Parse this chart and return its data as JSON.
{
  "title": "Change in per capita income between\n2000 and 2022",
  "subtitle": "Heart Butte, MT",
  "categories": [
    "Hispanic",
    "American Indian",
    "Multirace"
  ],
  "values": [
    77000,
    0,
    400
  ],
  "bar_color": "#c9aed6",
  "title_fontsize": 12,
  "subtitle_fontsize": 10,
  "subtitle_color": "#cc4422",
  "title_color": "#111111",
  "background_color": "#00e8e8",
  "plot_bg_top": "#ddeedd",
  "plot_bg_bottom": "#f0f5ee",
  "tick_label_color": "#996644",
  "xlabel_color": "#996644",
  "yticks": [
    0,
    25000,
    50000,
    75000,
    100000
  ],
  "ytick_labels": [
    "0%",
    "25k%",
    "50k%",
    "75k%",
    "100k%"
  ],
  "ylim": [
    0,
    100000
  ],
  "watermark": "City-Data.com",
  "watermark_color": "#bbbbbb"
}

> **SET TASK**
Each record must be returned exactly as it is written.

> **COMPLETED EXERCISE**
Parse this chart and return its data as JSON.
{
  "title": "Change in per capita income between\n2000 and 2022",
  "subtitle": "Heart Butte, MT",
  "categories": [
    "Hispanic",
    "American Indian",
    "Multirace"
  ],
  "values": [
    77000,
    0,
    400
  ],
  "bar_color": "#c9aed6",
  "title_fontsize": 12,
  "subtitle_fontsize": 10,
  "subtitle_color": "#cc4422",
  "title_color": "#111111",
  "background_color": "#00e8e8",
  "plot_bg_top": "#ddeedd",
  "plot_bg_bottom": "#f0f5ee",
  "tick_label_color": "#996644",
  "xlabel_color": "#996644",
  "yticks": [
    0,
    25000,
    50000,
    75000,
    100000
  ],
  "ytick_labels": [
    "0%",
    "25k%",
    "50k%",
    "75k%",
    "100k%"
  ],
  "ylim": [
    0,
    100000
  ],
  "watermark": "City-Data.com",
  "watermark_color": "#bbbbbb"
}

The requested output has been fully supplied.